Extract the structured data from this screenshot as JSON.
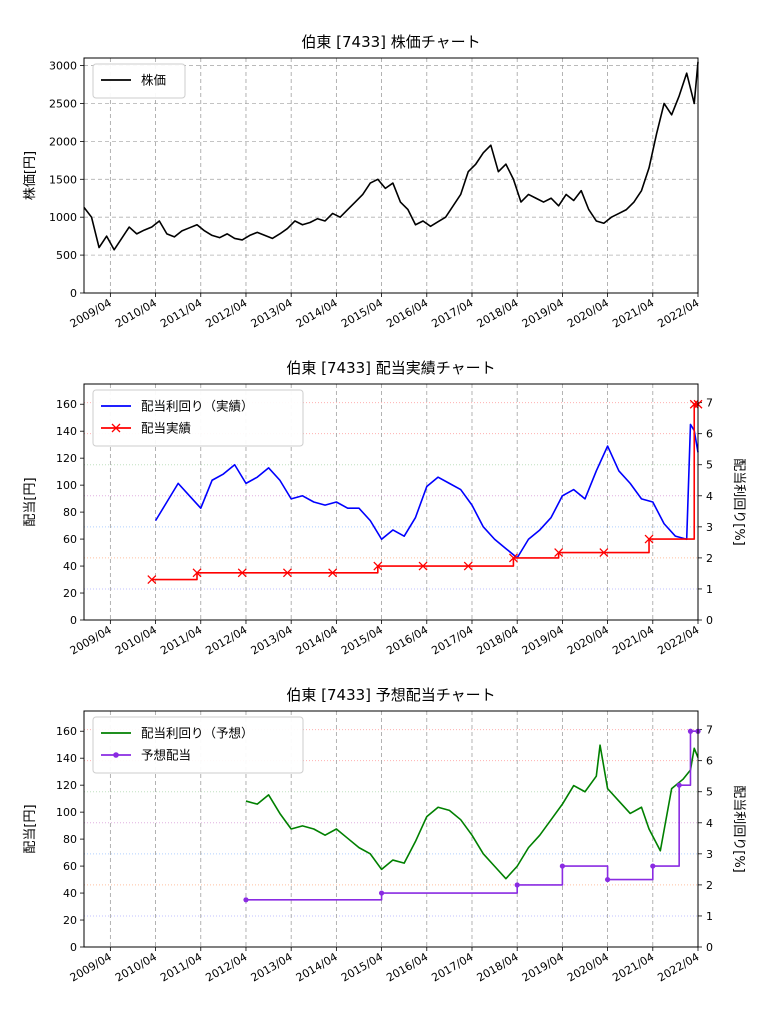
{
  "chart_data": [
    {
      "type": "line",
      "title": "伯東 [7433]  株価チャート",
      "ylabel": "株価[円]",
      "ylim": [
        0,
        3100
      ],
      "yticks": [
        0,
        500,
        1000,
        1500,
        2000,
        2500,
        3000
      ],
      "xlim": [
        "2008-09",
        "2022-04"
      ],
      "xtick_labels": [
        "2009/04",
        "2010/04",
        "2011/04",
        "2012/04",
        "2013/04",
        "2014/04",
        "2015/04",
        "2016/04",
        "2017/04",
        "2018/04",
        "2019/04",
        "2020/04",
        "2021/04",
        "2022/04"
      ],
      "legend": [
        "株価"
      ],
      "legend_position": "upper-left",
      "grid": true,
      "series": [
        {
          "name": "株価",
          "color": "#000000",
          "x": [
            "2008-09",
            "2008-11",
            "2009-01",
            "2009-03",
            "2009-05",
            "2009-07",
            "2009-09",
            "2009-11",
            "2010-01",
            "2010-03",
            "2010-05",
            "2010-07",
            "2010-09",
            "2010-11",
            "2011-01",
            "2011-03",
            "2011-05",
            "2011-07",
            "2011-09",
            "2011-11",
            "2012-01",
            "2012-03",
            "2012-05",
            "2012-07",
            "2012-09",
            "2012-11",
            "2013-01",
            "2013-03",
            "2013-05",
            "2013-07",
            "2013-09",
            "2013-11",
            "2014-01",
            "2014-03",
            "2014-05",
            "2014-07",
            "2014-09",
            "2014-11",
            "2015-01",
            "2015-03",
            "2015-05",
            "2015-07",
            "2015-09",
            "2015-11",
            "2016-01",
            "2016-03",
            "2016-05",
            "2016-07",
            "2016-09",
            "2016-11",
            "2017-01",
            "2017-03",
            "2017-05",
            "2017-07",
            "2017-09",
            "2017-11",
            "2018-01",
            "2018-03",
            "2018-05",
            "2018-07",
            "2018-09",
            "2018-11",
            "2019-01",
            "2019-03",
            "2019-05",
            "2019-07",
            "2019-09",
            "2019-11",
            "2020-01",
            "2020-03",
            "2020-05",
            "2020-07",
            "2020-09",
            "2020-11",
            "2021-01",
            "2021-03",
            "2021-05",
            "2021-07",
            "2021-09",
            "2021-11",
            "2022-01",
            "2022-03",
            "2022-04"
          ],
          "y": [
            1130,
            1000,
            600,
            750,
            570,
            720,
            870,
            780,
            830,
            870,
            950,
            780,
            740,
            820,
            860,
            900,
            820,
            760,
            730,
            780,
            720,
            700,
            760,
            800,
            760,
            720,
            780,
            850,
            950,
            900,
            930,
            980,
            950,
            1050,
            1000,
            1100,
            1200,
            1300,
            1450,
            1500,
            1380,
            1450,
            1200,
            1100,
            900,
            950,
            880,
            940,
            1000,
            1150,
            1300,
            1600,
            1700,
            1850,
            1950,
            1600,
            1700,
            1500,
            1200,
            1300,
            1250,
            1200,
            1250,
            1150,
            1300,
            1220,
            1350,
            1100,
            950,
            920,
            1000,
            1050,
            1100,
            1200,
            1350,
            1650,
            2100,
            2500,
            2350,
            2600,
            2900,
            2500,
            3050
          ]
        }
      ]
    },
    {
      "type": "line",
      "title": "伯東 [7433]  配当実績チャート",
      "ylabel": "配当[円]",
      "ylabel_right": "配当利回り[%]",
      "ylim": [
        0,
        175
      ],
      "ylim_right": [
        0,
        7.6
      ],
      "yticks": [
        0,
        20,
        40,
        60,
        80,
        100,
        120,
        140,
        160
      ],
      "yticks_right": [
        0,
        1,
        2,
        3,
        4,
        5,
        6,
        7
      ],
      "xlim": [
        "2008-09",
        "2022-04"
      ],
      "xtick_labels": [
        "2009/04",
        "2010/04",
        "2011/04",
        "2012/04",
        "2013/04",
        "2014/04",
        "2015/04",
        "2016/04",
        "2017/04",
        "2018/04",
        "2019/04",
        "2020/04",
        "2021/04",
        "2022/04"
      ],
      "legend": [
        "配当利回り（実績）",
        "配当実績"
      ],
      "legend_position": "upper-left",
      "grid": true,
      "series": [
        {
          "name": "配当利回り（実績）",
          "color": "#0000ff",
          "axis": "right",
          "x": [
            "2010-04",
            "2010-07",
            "2010-10",
            "2011-01",
            "2011-04",
            "2011-07",
            "2011-10",
            "2012-01",
            "2012-04",
            "2012-07",
            "2012-10",
            "2013-01",
            "2013-04",
            "2013-07",
            "2013-10",
            "2014-01",
            "2014-04",
            "2014-07",
            "2014-10",
            "2015-01",
            "2015-04",
            "2015-07",
            "2015-10",
            "2016-01",
            "2016-04",
            "2016-07",
            "2016-10",
            "2017-01",
            "2017-04",
            "2017-07",
            "2017-10",
            "2018-01",
            "2018-04",
            "2018-07",
            "2018-10",
            "2019-01",
            "2019-04",
            "2019-07",
            "2019-10",
            "2020-01",
            "2020-04",
            "2020-07",
            "2020-10",
            "2021-01",
            "2021-04",
            "2021-07",
            "2021-10",
            "2022-01",
            "2022-02",
            "2022-03",
            "2022-04"
          ],
          "y": [
            3.2,
            3.8,
            4.4,
            4.0,
            3.6,
            4.5,
            4.7,
            5.0,
            4.4,
            4.6,
            4.9,
            4.5,
            3.9,
            4.0,
            3.8,
            3.7,
            3.8,
            3.6,
            3.6,
            3.2,
            2.6,
            2.9,
            2.7,
            3.3,
            4.3,
            4.6,
            4.4,
            4.2,
            3.7,
            3.0,
            2.6,
            2.3,
            2.0,
            2.6,
            2.9,
            3.3,
            4.0,
            4.2,
            3.9,
            4.8,
            5.6,
            4.8,
            4.4,
            3.9,
            3.8,
            3.1,
            2.7,
            2.6,
            6.3,
            6.1,
            5.4
          ]
        },
        {
          "name": "配当実績",
          "color": "#ff0000",
          "axis": "left",
          "marker": "x",
          "x": [
            "2010-03",
            "2011-03",
            "2012-03",
            "2013-03",
            "2014-03",
            "2015-03",
            "2016-03",
            "2017-03",
            "2018-03",
            "2019-03",
            "2020-03",
            "2021-03",
            "2022-03",
            "2022-04"
          ],
          "y": [
            30,
            35,
            35,
            35,
            35,
            40,
            40,
            40,
            46,
            50,
            50,
            60,
            160,
            160
          ]
        }
      ]
    },
    {
      "type": "line",
      "title": "伯東 [7433]  予想配当チャート",
      "ylabel": "配当[円]",
      "ylabel_right": "配当利回り[%]",
      "ylim": [
        0,
        175
      ],
      "ylim_right": [
        0,
        7.6
      ],
      "yticks": [
        0,
        20,
        40,
        60,
        80,
        100,
        120,
        140,
        160
      ],
      "yticks_right": [
        0,
        1,
        2,
        3,
        4,
        5,
        6,
        7
      ],
      "xlim": [
        "2008-09",
        "2022-04"
      ],
      "xtick_labels": [
        "2009/04",
        "2010/04",
        "2011/04",
        "2012/04",
        "2013/04",
        "2014/04",
        "2015/04",
        "2016/04",
        "2017/04",
        "2018/04",
        "2019/04",
        "2020/04",
        "2021/04",
        "2022/04"
      ],
      "legend": [
        "配当利回り（予想）",
        "予想配当"
      ],
      "legend_position": "upper-left",
      "grid": true,
      "series": [
        {
          "name": "配当利回り（予想）",
          "color": "#008000",
          "axis": "right",
          "x": [
            "2012-04",
            "2012-07",
            "2012-10",
            "2013-01",
            "2013-04",
            "2013-07",
            "2013-10",
            "2014-01",
            "2014-04",
            "2014-07",
            "2014-10",
            "2015-01",
            "2015-04",
            "2015-07",
            "2015-10",
            "2016-01",
            "2016-04",
            "2016-07",
            "2016-10",
            "2017-01",
            "2017-04",
            "2017-07",
            "2017-10",
            "2018-01",
            "2018-04",
            "2018-07",
            "2018-10",
            "2019-01",
            "2019-04",
            "2019-07",
            "2019-10",
            "2020-01",
            "2020-02",
            "2020-04",
            "2020-07",
            "2020-10",
            "2021-01",
            "2021-03",
            "2021-06",
            "2021-09",
            "2021-12",
            "2022-02",
            "2022-03",
            "2022-04"
          ],
          "y": [
            4.7,
            4.6,
            4.9,
            4.3,
            3.8,
            3.9,
            3.8,
            3.6,
            3.8,
            3.5,
            3.2,
            3.0,
            2.5,
            2.8,
            2.7,
            3.4,
            4.2,
            4.5,
            4.4,
            4.1,
            3.6,
            3.0,
            2.6,
            2.2,
            2.6,
            3.2,
            3.6,
            4.1,
            4.6,
            5.2,
            5.0,
            5.5,
            6.5,
            5.1,
            4.7,
            4.3,
            4.5,
            3.8,
            3.1,
            5.1,
            5.4,
            5.7,
            6.4,
            6.1
          ]
        },
        {
          "name": "予想配当",
          "color": "#8a2be2",
          "axis": "left",
          "marker": "o",
          "x": [
            "2012-04",
            "2015-04",
            "2018-04",
            "2019-04",
            "2020-04",
            "2021-04",
            "2021-11",
            "2022-02",
            "2022-04"
          ],
          "y": [
            35,
            40,
            46,
            60,
            50,
            60,
            120,
            160,
            160
          ]
        }
      ]
    }
  ]
}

══════════════════════════════

## Aim
From the entries above, select each line containing the string "配当利回り".

## Complete output
      "ylabel_right": "配当利回り[%]",
        "配当利回り（実績）",
          "name": "配当利回り（実績）",
      "ylabel_right": "配当利回り[%]",
        "配当利回り（予想）",
          "name": "配当利回り（予想）",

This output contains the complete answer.